→ AIM:
Reproduce all the material exactly, minus any pictures it holds.

→ Extracts from a graphics dataset:

** Start **

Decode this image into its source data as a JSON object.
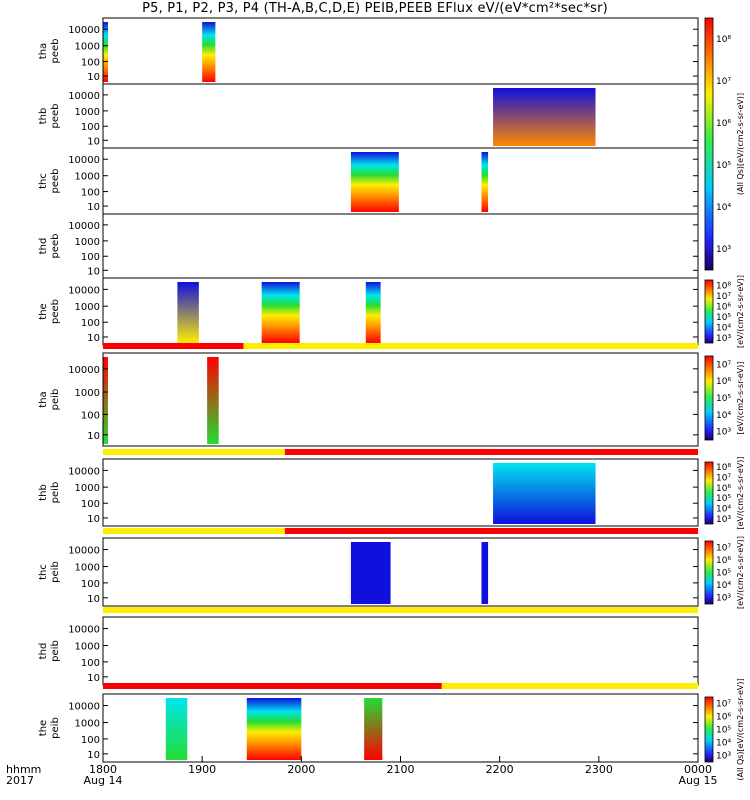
{
  "title": "P5, P1, P2, P3, P4 (TH-A,B,C,D,E) PEIB,PEEB EFlux eV/(eV*cm²*sec*sr)",
  "colors": {
    "red": "#ff0000",
    "yellow": "#ffff00",
    "frame": "#000000"
  },
  "chart_data": {
    "type": "heatmap",
    "title": "P5, P1, P2, P3, P4 (TH-A,B,C,D,E) PEIB,PEEB EFlux eV/(eV*cm²*sec*sr)",
    "x_axis": {
      "range": [
        "1800",
        "0000"
      ],
      "ticks": [
        "1800",
        "1900",
        "2000",
        "2100",
        "2200",
        "2300",
        "0000"
      ],
      "tick_sublabels": [
        "Aug 14",
        "",
        "",
        "",
        "",
        "",
        "Aug 15"
      ],
      "corner_label": [
        "hhmm",
        "2017"
      ]
    },
    "y_scale": "log",
    "y_ticks": [
      "10000",
      "1000",
      "100",
      "10"
    ],
    "panels": [
      {
        "label": [
          "tha",
          "peeb"
        ],
        "blocks": [
          {
            "start": "1800",
            "end": "1803",
            "low": "red",
            "high": "blue"
          },
          {
            "start": "1900",
            "end": "1908",
            "low": "red",
            "high": "blue"
          }
        ]
      },
      {
        "label": [
          "thb",
          "peeb"
        ],
        "blocks": [
          {
            "start": "2156",
            "end": "2258",
            "low": "orange",
            "high": "blue"
          }
        ]
      },
      {
        "label": [
          "thc",
          "peeb"
        ],
        "blocks": [
          {
            "start": "2030",
            "end": "2059",
            "low": "red",
            "high": "blue"
          },
          {
            "start": "2149",
            "end": "2153",
            "low": "red",
            "high": "blue"
          }
        ]
      },
      {
        "label": [
          "thd",
          "peeb"
        ],
        "blocks": []
      },
      {
        "label": [
          "the",
          "peeb"
        ],
        "blocks": [
          {
            "start": "1845",
            "end": "1858",
            "low": "yellow",
            "high": "blue"
          },
          {
            "start": "1936",
            "end": "1959",
            "low": "red",
            "high": "blue"
          },
          {
            "start": "2039",
            "end": "2048",
            "low": "red",
            "high": "blue"
          }
        ]
      },
      {
        "label": [
          "tha",
          "peib"
        ],
        "blocks": [
          {
            "start": "1800",
            "end": "1803",
            "low": "green",
            "high": "red"
          },
          {
            "start": "1903",
            "end": "1910",
            "low": "green",
            "high": "red"
          }
        ]
      },
      {
        "label": [
          "thb",
          "peib"
        ],
        "blocks": [
          {
            "start": "2156",
            "end": "2258",
            "low": "blue",
            "high": "cyan"
          }
        ]
      },
      {
        "label": [
          "thc",
          "peib"
        ],
        "blocks": [
          {
            "start": "2030",
            "end": "2054",
            "low": "blue",
            "high": "blue"
          },
          {
            "start": "2149",
            "end": "2153",
            "low": "blue",
            "high": "blue"
          }
        ]
      },
      {
        "label": [
          "thd",
          "peib"
        ],
        "blocks": []
      },
      {
        "label": [
          "the",
          "peib"
        ],
        "blocks": [
          {
            "start": "1838",
            "end": "1851",
            "low": "green",
            "high": "cyan"
          },
          {
            "start": "1927",
            "end": "2000",
            "low": "red",
            "high": "blue"
          },
          {
            "start": "2038",
            "end": "2049",
            "low": "red",
            "high": "green"
          }
        ]
      }
    ],
    "flag_bars": [
      {
        "segments": [
          {
            "start": "1800",
            "end": "1925",
            "color": "red"
          },
          {
            "start": "1925",
            "end": "0000",
            "color": "yellow"
          }
        ]
      },
      {
        "segments": [
          {
            "start": "1800",
            "end": "1950",
            "color": "yellow"
          },
          {
            "start": "1950",
            "end": "0000",
            "color": "red"
          }
        ]
      },
      {
        "segments": [
          {
            "start": "1800",
            "end": "1950",
            "color": "yellow"
          },
          {
            "start": "1950",
            "end": "0000",
            "color": "red"
          }
        ]
      },
      {
        "segments": [
          {
            "start": "1800",
            "end": "0000",
            "color": "yellow"
          }
        ]
      },
      {
        "segments": [
          {
            "start": "1800",
            "end": "2125",
            "color": "red"
          },
          {
            "start": "2125",
            "end": "0000",
            "color": "yellow"
          }
        ]
      }
    ],
    "colorbars": [
      {
        "ticks": [
          "10⁸",
          "10⁷",
          "10⁶",
          "10⁵",
          "10⁴",
          "10³"
        ],
        "label": "(All Qs)[eV/(cm2-s-sr-eV)]"
      },
      {
        "ticks": [
          "10⁸",
          "10⁷",
          "10⁶",
          "10⁵",
          "10⁴",
          "10³"
        ],
        "label": "[eV/(cm2-s-sr-eV)]"
      },
      {
        "ticks": [
          "10⁷",
          "10⁶",
          "10⁵",
          "10⁴",
          "10³"
        ],
        "label": "[eV/(cm2-s-sr-eV)]"
      },
      {
        "ticks": [
          "10⁸",
          "10⁷",
          "10⁶",
          "10⁵",
          "10⁴",
          "10³"
        ],
        "label": "[eV/(cm2-s-sr-eV)]"
      },
      {
        "ticks": [
          "10⁷",
          "10⁶",
          "10⁵",
          "10⁴",
          "10³"
        ],
        "label": "[eV/(cm2-s-sr-eV)]"
      },
      {
        "ticks": [
          "10⁷",
          "10⁶",
          "10⁵",
          "10⁴",
          "10³"
        ],
        "label": "(All Qs)[eV/(cm2-s-sr-eV)]"
      }
    ]
  }
}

** End **

→ ANSWER TO THIS EXERCISE:
Decode this image into its source data as a JSON object.
{
  "title": "P5, P1, P2, P3, P4 (TH-A,B,C,D,E) PEIB,PEEB EFlux eV/(eV*cm²*sec*sr)",
  "colors": {
    "red": "#ff0000",
    "yellow": "#ffff00",
    "frame": "#000000"
  },
  "chart_data": {
    "type": "heatmap",
    "title": "P5, P1, P2, P3, P4 (TH-A,B,C,D,E) PEIB,PEEB EFlux eV/(eV*cm²*sec*sr)",
    "x_axis": {
      "range": [
        "1800",
        "0000"
      ],
      "ticks": [
        "1800",
        "1900",
        "2000",
        "2100",
        "2200",
        "2300",
        "0000"
      ],
      "tick_sublabels": [
        "Aug 14",
        "",
        "",
        "",
        "",
        "",
        "Aug 15"
      ],
      "corner_label": [
        "hhmm",
        "2017"
      ]
    },
    "y_scale": "log",
    "y_ticks": [
      "10000",
      "1000",
      "100",
      "10"
    ],
    "panels": [
      {
        "label": [
          "tha",
          "peeb"
        ],
        "blocks": [
          {
            "start": "1800",
            "end": "1803",
            "low": "red",
            "high": "blue"
          },
          {
            "start": "1900",
            "end": "1908",
            "low": "red",
            "high": "blue"
          }
        ]
      },
      {
        "label": [
          "thb",
          "peeb"
        ],
        "blocks": [
          {
            "start": "2156",
            "end": "2258",
            "low": "orange",
            "high": "blue"
          }
        ]
      },
      {
        "label": [
          "thc",
          "peeb"
        ],
        "blocks": [
          {
            "start": "2030",
            "end": "2059",
            "low": "red",
            "high": "blue"
          },
          {
            "start": "2149",
            "end": "2153",
            "low": "red",
            "high": "blue"
          }
        ]
      },
      {
        "label": [
          "thd",
          "peeb"
        ],
        "blocks": []
      },
      {
        "label": [
          "the",
          "peeb"
        ],
        "blocks": [
          {
            "start": "1845",
            "end": "1858",
            "low": "yellow",
            "high": "blue"
          },
          {
            "start": "1936",
            "end": "1959",
            "low": "red",
            "high": "blue"
          },
          {
            "start": "2039",
            "end": "2048",
            "low": "red",
            "high": "blue"
          }
        ]
      },
      {
        "label": [
          "tha",
          "peib"
        ],
        "blocks": [
          {
            "start": "1800",
            "end": "1803",
            "low": "green",
            "high": "red"
          },
          {
            "start": "1903",
            "end": "1910",
            "low": "green",
            "high": "red"
          }
        ]
      },
      {
        "label": [
          "thb",
          "peib"
        ],
        "blocks": [
          {
            "start": "2156",
            "end": "2258",
            "low": "blue",
            "high": "cyan"
          }
        ]
      },
      {
        "label": [
          "thc",
          "peib"
        ],
        "blocks": [
          {
            "start": "2030",
            "end": "2054",
            "low": "blue",
            "high": "blue"
          },
          {
            "start": "2149",
            "end": "2153",
            "low": "blue",
            "high": "blue"
          }
        ]
      },
      {
        "label": [
          "thd",
          "peib"
        ],
        "blocks": []
      },
      {
        "label": [
          "the",
          "peib"
        ],
        "blocks": [
          {
            "start": "1838",
            "end": "1851",
            "low": "green",
            "high": "cyan"
          },
          {
            "start": "1927",
            "end": "2000",
            "low": "red",
            "high": "blue"
          },
          {
            "start": "2038",
            "end": "2049",
            "low": "red",
            "high": "green"
          }
        ]
      }
    ],
    "flag_bars": [
      {
        "segments": [
          {
            "start": "1800",
            "end": "1925",
            "color": "red"
          },
          {
            "start": "1925",
            "end": "0000",
            "color": "yellow"
          }
        ]
      },
      {
        "segments": [
          {
            "start": "1800",
            "end": "1950",
            "color": "yellow"
          },
          {
            "start": "1950",
            "end": "0000",
            "color": "red"
          }
        ]
      },
      {
        "segments": [
          {
            "start": "1800",
            "end": "1950",
            "color": "yellow"
          },
          {
            "start": "1950",
            "end": "0000",
            "color": "red"
          }
        ]
      },
      {
        "segments": [
          {
            "start": "1800",
            "end": "0000",
            "color": "yellow"
          }
        ]
      },
      {
        "segments": [
          {
            "start": "1800",
            "end": "2125",
            "color": "red"
          },
          {
            "start": "2125",
            "end": "0000",
            "color": "yellow"
          }
        ]
      }
    ],
    "colorbars": [
      {
        "ticks": [
          "10⁸",
          "10⁷",
          "10⁶",
          "10⁵",
          "10⁴",
          "10³"
        ],
        "label": "(All Qs)[eV/(cm2-s-sr-eV)]"
      },
      {
        "ticks": [
          "10⁸",
          "10⁷",
          "10⁶",
          "10⁵",
          "10⁴",
          "10³"
        ],
        "label": "[eV/(cm2-s-sr-eV)]"
      },
      {
        "ticks": [
          "10⁷",
          "10⁶",
          "10⁵",
          "10⁴",
          "10³"
        ],
        "label": "[eV/(cm2-s-sr-eV)]"
      },
      {
        "ticks": [
          "10⁸",
          "10⁷",
          "10⁶",
          "10⁵",
          "10⁴",
          "10³"
        ],
        "label": "[eV/(cm2-s-sr-eV)]"
      },
      {
        "ticks": [
          "10⁷",
          "10⁶",
          "10⁵",
          "10⁴",
          "10³"
        ],
        "label": "[eV/(cm2-s-sr-eV)]"
      },
      {
        "ticks": [
          "10⁷",
          "10⁶",
          "10⁵",
          "10⁴",
          "10³"
        ],
        "label": "(All Qs)[eV/(cm2-s-sr-eV)]"
      }
    ]
  }
}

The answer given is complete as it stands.